Records for this task =
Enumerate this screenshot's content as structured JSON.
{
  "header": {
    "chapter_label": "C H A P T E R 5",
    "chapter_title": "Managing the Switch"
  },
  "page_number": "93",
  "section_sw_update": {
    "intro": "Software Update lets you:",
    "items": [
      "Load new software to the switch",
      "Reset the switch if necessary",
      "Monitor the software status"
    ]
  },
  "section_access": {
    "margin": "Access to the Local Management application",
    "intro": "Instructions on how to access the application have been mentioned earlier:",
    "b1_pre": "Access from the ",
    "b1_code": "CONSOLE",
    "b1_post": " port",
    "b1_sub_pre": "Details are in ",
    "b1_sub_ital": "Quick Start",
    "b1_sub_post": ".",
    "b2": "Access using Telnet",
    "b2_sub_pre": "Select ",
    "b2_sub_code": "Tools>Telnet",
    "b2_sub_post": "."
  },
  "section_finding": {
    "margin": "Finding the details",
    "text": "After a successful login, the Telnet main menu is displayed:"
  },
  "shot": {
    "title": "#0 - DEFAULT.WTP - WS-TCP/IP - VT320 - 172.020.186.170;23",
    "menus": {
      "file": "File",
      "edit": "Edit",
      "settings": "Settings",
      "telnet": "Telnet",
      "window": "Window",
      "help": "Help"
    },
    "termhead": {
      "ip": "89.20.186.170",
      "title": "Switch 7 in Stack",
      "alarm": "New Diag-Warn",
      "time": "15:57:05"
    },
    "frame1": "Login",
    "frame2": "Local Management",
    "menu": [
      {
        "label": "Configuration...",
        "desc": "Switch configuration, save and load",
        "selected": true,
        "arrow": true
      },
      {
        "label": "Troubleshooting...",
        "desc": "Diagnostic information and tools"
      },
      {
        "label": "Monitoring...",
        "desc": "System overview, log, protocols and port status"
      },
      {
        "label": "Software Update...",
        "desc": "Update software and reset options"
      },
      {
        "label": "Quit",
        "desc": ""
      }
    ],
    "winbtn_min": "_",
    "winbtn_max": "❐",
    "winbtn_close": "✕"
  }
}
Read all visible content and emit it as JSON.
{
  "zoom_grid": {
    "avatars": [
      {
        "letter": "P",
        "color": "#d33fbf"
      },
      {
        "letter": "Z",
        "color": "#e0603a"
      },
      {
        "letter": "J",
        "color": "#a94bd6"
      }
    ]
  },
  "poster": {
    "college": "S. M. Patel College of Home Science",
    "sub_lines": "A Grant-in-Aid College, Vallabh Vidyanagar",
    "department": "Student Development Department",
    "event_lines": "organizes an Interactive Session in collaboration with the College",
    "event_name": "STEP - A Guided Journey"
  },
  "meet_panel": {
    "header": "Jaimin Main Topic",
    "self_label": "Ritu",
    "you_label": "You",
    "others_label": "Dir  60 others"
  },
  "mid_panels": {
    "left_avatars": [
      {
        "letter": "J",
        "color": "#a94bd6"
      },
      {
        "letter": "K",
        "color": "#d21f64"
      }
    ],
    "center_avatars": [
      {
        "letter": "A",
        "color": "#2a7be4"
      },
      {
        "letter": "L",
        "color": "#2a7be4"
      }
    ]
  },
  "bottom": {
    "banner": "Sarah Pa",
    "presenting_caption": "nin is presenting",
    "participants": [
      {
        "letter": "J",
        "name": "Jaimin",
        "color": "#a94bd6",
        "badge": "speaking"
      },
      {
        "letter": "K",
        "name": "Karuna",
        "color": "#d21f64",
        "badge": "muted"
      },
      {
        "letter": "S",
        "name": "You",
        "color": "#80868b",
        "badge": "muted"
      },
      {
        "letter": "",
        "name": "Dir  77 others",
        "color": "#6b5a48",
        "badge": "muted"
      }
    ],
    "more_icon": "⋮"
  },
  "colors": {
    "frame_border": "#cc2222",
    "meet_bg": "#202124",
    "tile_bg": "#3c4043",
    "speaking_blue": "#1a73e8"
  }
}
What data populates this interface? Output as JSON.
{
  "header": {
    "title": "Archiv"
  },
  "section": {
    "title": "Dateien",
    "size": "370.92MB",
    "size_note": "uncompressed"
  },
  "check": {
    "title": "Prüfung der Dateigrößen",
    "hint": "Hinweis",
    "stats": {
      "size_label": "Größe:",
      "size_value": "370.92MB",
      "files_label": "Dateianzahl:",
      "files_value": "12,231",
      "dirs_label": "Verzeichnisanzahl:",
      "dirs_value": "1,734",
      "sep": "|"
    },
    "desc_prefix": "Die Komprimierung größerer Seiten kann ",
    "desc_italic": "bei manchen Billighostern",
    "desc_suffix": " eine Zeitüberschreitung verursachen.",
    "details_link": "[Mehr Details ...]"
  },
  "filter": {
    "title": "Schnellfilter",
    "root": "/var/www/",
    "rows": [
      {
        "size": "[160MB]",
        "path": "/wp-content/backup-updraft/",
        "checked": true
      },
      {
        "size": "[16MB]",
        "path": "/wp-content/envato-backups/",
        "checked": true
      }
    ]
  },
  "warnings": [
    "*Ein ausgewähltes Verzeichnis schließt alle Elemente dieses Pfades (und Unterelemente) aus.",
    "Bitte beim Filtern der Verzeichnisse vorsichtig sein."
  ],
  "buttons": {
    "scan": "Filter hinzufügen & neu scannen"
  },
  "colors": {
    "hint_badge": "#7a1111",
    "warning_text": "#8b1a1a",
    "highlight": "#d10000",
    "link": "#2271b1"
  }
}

Written request = Report only the number of lines in the listing that contain the word "intro".

Solution for this exercise = 2